Your instructions
Rewrite the data below with every "watermark" replaced by "stamp" and everything else unchanged, leaving out the pictures.

# Start of Data entries

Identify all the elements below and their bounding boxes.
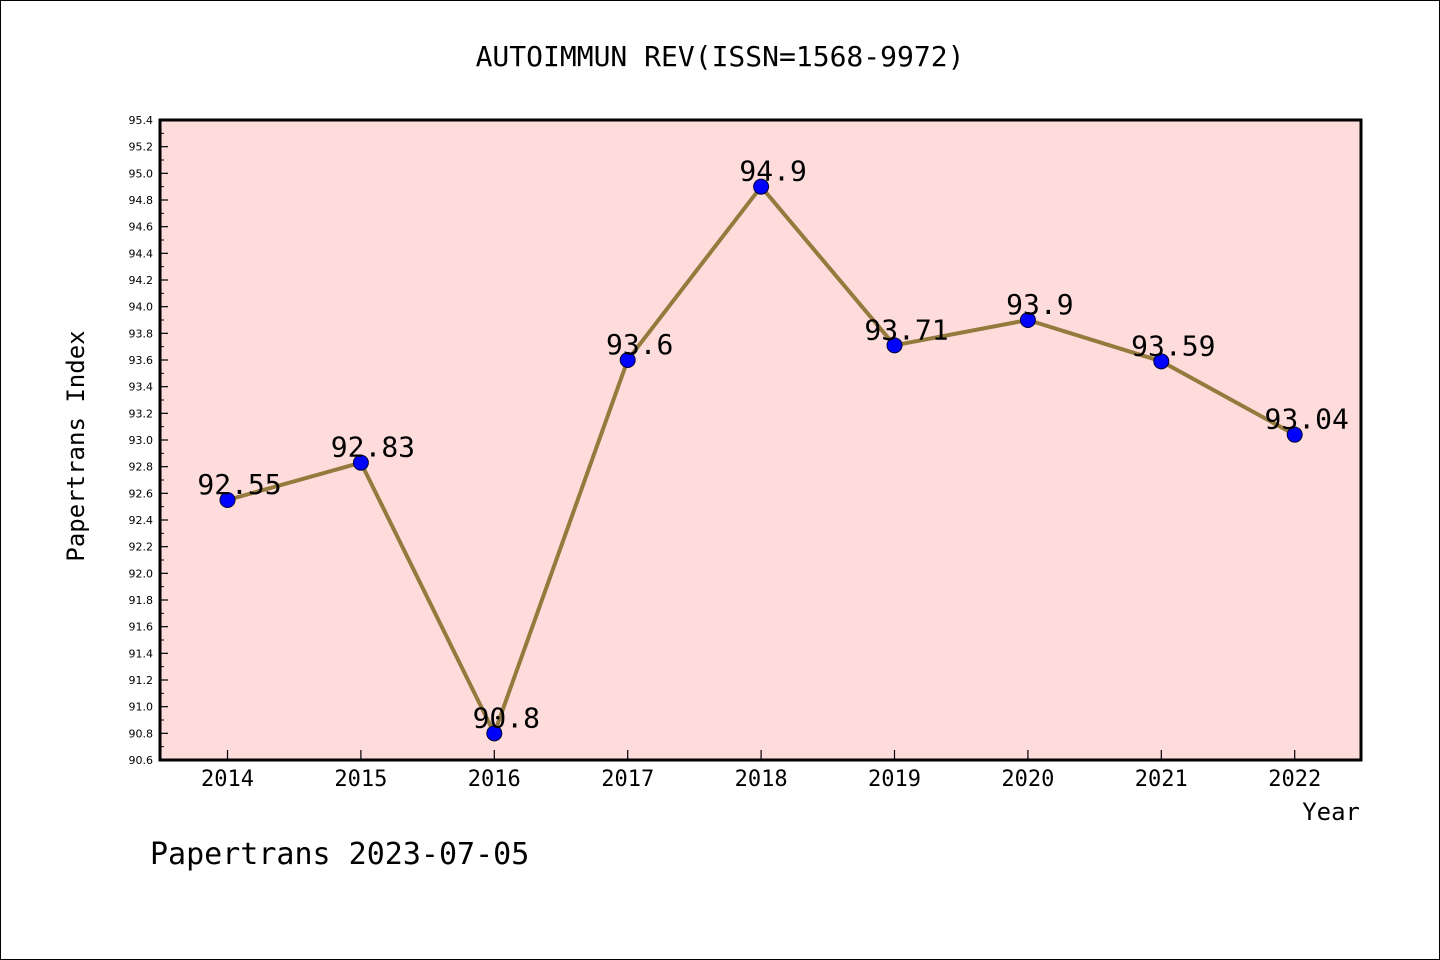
plot-area xyxy=(158,118,1363,762)
data-label: 93.71 xyxy=(864,313,948,346)
y-tick-label: 91.2 xyxy=(129,674,154,687)
y-tick-label: 95.2 xyxy=(129,141,154,154)
data-point xyxy=(1286,426,1303,443)
series xyxy=(219,178,1303,742)
y-tick-label: 93.0 xyxy=(129,434,154,447)
y-tick-label: 95.0 xyxy=(129,167,154,180)
data-labels: 92.55 92.83 90.8 93.6 94.9 93.71 93.9 93.59 93.0… xyxy=(197,155,1348,735)
y-tick-label: 91.4 xyxy=(129,647,154,660)
y-tick-label: 92.6 xyxy=(129,487,154,500)
x-tick-label: 2018 xyxy=(735,767,788,792)
data-point xyxy=(1153,353,1170,370)
y-tick-label: 91.0 xyxy=(129,701,154,714)
y-tick-label: 93.6 xyxy=(129,354,154,367)
watermark: Papertrans 2023-07-05 xyxy=(150,837,529,872)
x-tick-label: 2022 xyxy=(1268,767,1321,792)
x-tick-label: 2020 xyxy=(1001,767,1054,792)
x-axis-label: Year xyxy=(1302,798,1360,826)
data-label: 93.6 xyxy=(606,328,673,361)
y-axis-label: Papertrans Index xyxy=(62,330,90,561)
y-tick-label: 95.4 xyxy=(129,114,154,127)
y-tick-label: 92.8 xyxy=(129,461,154,474)
data-label: 94.9 xyxy=(739,155,806,188)
data-label: 92.83 xyxy=(331,431,415,464)
x-tick-label: 2016 xyxy=(468,767,521,792)
y-tick-label: 91.6 xyxy=(129,621,154,634)
data-label: 92.55 xyxy=(197,468,281,501)
data-label: 93.04 xyxy=(1265,403,1349,436)
y-tick-label: 94.2 xyxy=(129,274,154,287)
y-tick-label: 90.8 xyxy=(129,727,154,740)
data-point xyxy=(486,725,503,742)
data-point xyxy=(886,337,903,354)
y-tick-label: 92.2 xyxy=(129,541,154,554)
y-tick-label: 93.8 xyxy=(129,327,154,340)
x-tick-label: 2021 xyxy=(1135,767,1188,792)
data-label: 90.8 xyxy=(473,701,540,734)
y-tick-label: 91.8 xyxy=(129,594,154,607)
data-point xyxy=(753,178,770,195)
x-axis: 2014 2015 2016 2017 2018 2019 2020 2021 2022 xyxy=(201,750,1321,792)
x-tick-label: 2014 xyxy=(201,767,254,792)
chart-title: AUTOIMMUN REV(ISSN=1568-9972) xyxy=(476,40,965,73)
data-point xyxy=(619,352,636,368)
data-label: 93.59 xyxy=(1131,329,1215,362)
data-label: 93.9 xyxy=(1006,288,1073,321)
y-tick-label: 94.8 xyxy=(129,194,154,207)
data-point xyxy=(1019,312,1036,328)
y-tick-label: 90.6 xyxy=(129,754,154,767)
y-tick-label: 92.4 xyxy=(129,514,154,527)
y-tick-label: 94.4 xyxy=(129,247,154,260)
x-tick-label: 2015 xyxy=(334,767,387,792)
y-tick-label: 93.2 xyxy=(129,407,154,420)
y-tick-label: 92.0 xyxy=(129,567,154,580)
x-tick-label: 2017 xyxy=(601,767,654,792)
y-tick-label: 94.6 xyxy=(129,221,154,234)
y-tick-label: 94.0 xyxy=(129,301,154,314)
x-tick-label: 2019 xyxy=(868,767,921,792)
y-tick-label: 93.4 xyxy=(129,381,154,394)
data-point xyxy=(352,454,369,471)
data-point xyxy=(219,492,236,508)
y-axis: 90.6 90.8 91.0 91.2 91.4 91.6 91.8 92.0 92.2 92.4… xyxy=(129,114,168,767)
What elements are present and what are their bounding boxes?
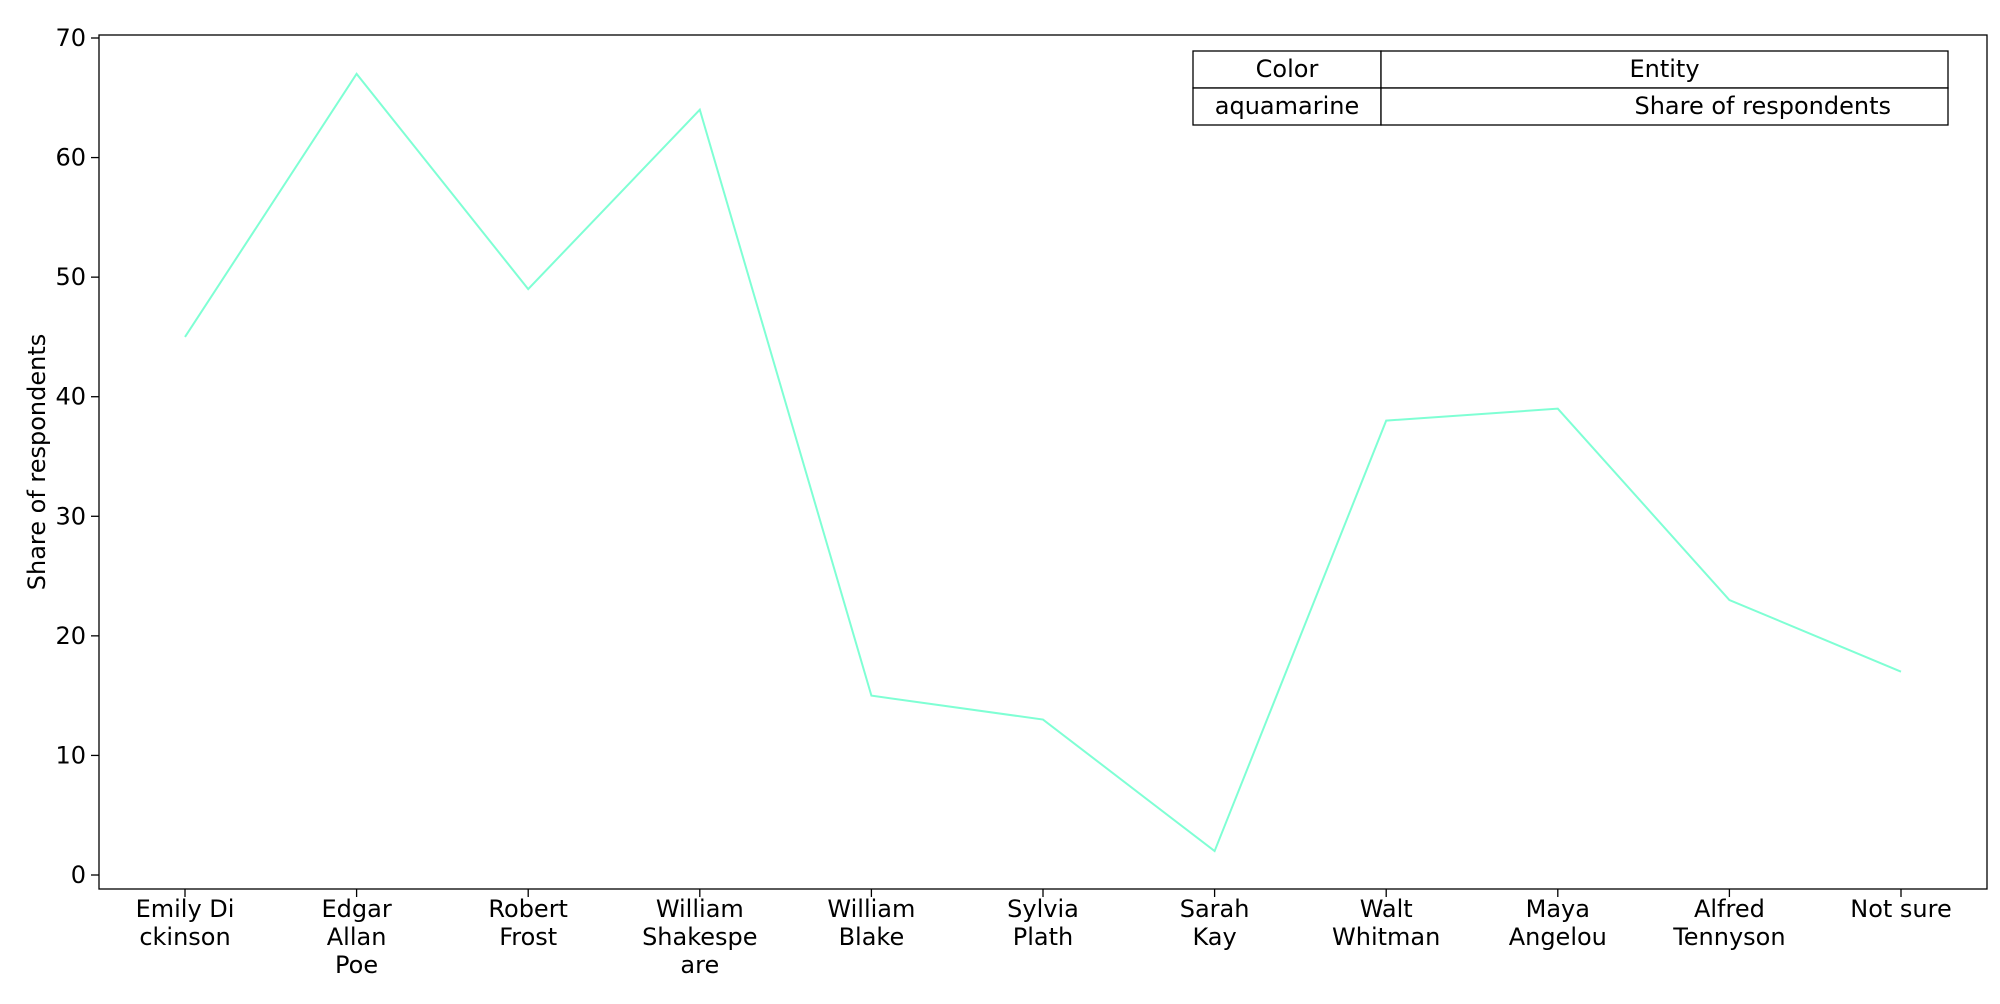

# End of Data entries

Answer to the task
Identify all the elements below and their bounding boxes.
plot-area xyxy=(158,118,1363,762)
data-label: 93.71 xyxy=(864,313,948,346)
y-tick-label: 91.2 xyxy=(129,674,154,687)
y-tick-label: 95.2 xyxy=(129,141,154,154)
data-point xyxy=(1286,426,1303,443)
series xyxy=(219,178,1303,742)
y-tick-label: 93.0 xyxy=(129,434,154,447)
y-tick-label: 95.0 xyxy=(129,167,154,180)
data-labels: 92.55 92.83 90.8 93.6 94.9 93.71 93.9 93.59 93.0… xyxy=(197,155,1348,735)
y-tick-label: 91.4 xyxy=(129,647,154,660)
y-tick-label: 92.6 xyxy=(129,487,154,500)
x-tick-label: 2018 xyxy=(735,767,788,792)
data-point xyxy=(1153,353,1170,370)
y-tick-label: 91.0 xyxy=(129,701,154,714)
y-tick-label: 93.6 xyxy=(129,354,154,367)
stamp: Papertrans 2023-07-05 xyxy=(150,837,529,872)
x-tick-label: 2022 xyxy=(1268,767,1321,792)
x-tick-label: 2020 xyxy=(1001,767,1054,792)
x-axis-label: Year xyxy=(1302,798,1360,826)
data-label: 93.6 xyxy=(606,328,673,361)
y-axis-label: Papertrans Index xyxy=(62,330,90,561)
y-tick-label: 95.4 xyxy=(129,114,154,127)
y-tick-label: 92.8 xyxy=(129,461,154,474)
data-label: 94.9 xyxy=(739,155,806,188)
data-label: 92.83 xyxy=(331,431,415,464)
x-tick-label: 2016 xyxy=(468,767,521,792)
y-tick-label: 91.6 xyxy=(129,621,154,634)
data-label: 92.55 xyxy=(197,468,281,501)
data-label: 93.04 xyxy=(1265,403,1349,436)
y-tick-label: 94.2 xyxy=(129,274,154,287)
y-tick-label: 90.8 xyxy=(129,727,154,740)
data-point xyxy=(486,725,503,742)
data-point xyxy=(886,337,903,354)
y-tick-label: 92.2 xyxy=(129,541,154,554)
y-tick-label: 93.8 xyxy=(129,327,154,340)
x-tick-label: 2021 xyxy=(1135,767,1188,792)
data-label: 90.8 xyxy=(473,701,540,734)
y-tick-label: 91.8 xyxy=(129,594,154,607)
data-point xyxy=(753,178,770,195)
x-axis: 2014 2015 2016 2017 2018 2019 2020 2021 2022 xyxy=(201,750,1321,792)
x-tick-label: 2014 xyxy=(201,767,254,792)
chart-title: AUTOIMMUN REV(ISSN=1568-9972) xyxy=(476,40,965,73)
data-point xyxy=(619,352,636,368)
data-label: 93.59 xyxy=(1131,329,1215,362)
data-label: 93.9 xyxy=(1006,288,1073,321)
y-tick-label: 94.8 xyxy=(129,194,154,207)
data-point xyxy=(1019,312,1036,328)
y-tick-label: 90.6 xyxy=(129,754,154,767)
y-tick-label: 92.4 xyxy=(129,514,154,527)
y-tick-label: 94.4 xyxy=(129,247,154,260)
x-tick-label: 2015 xyxy=(334,767,387,792)
y-tick-label: 93.2 xyxy=(129,407,154,420)
y-tick-label: 92.0 xyxy=(129,567,154,580)
x-tick-label: 2017 xyxy=(601,767,654,792)
y-tick-label: 94.6 xyxy=(129,221,154,234)
y-tick-label: 94.0 xyxy=(129,301,154,314)
x-tick-label: 2019 xyxy=(868,767,921,792)
y-tick-label: 93.4 xyxy=(129,381,154,394)
data-point xyxy=(352,454,369,471)
data-point xyxy=(219,492,236,508)
y-axis: 90.6 90.8 91.0 91.2 91.4 91.6 91.8 92.0 92.2 92.4… xyxy=(129,114,168,767)
What elements are present and what are their bounding boxes?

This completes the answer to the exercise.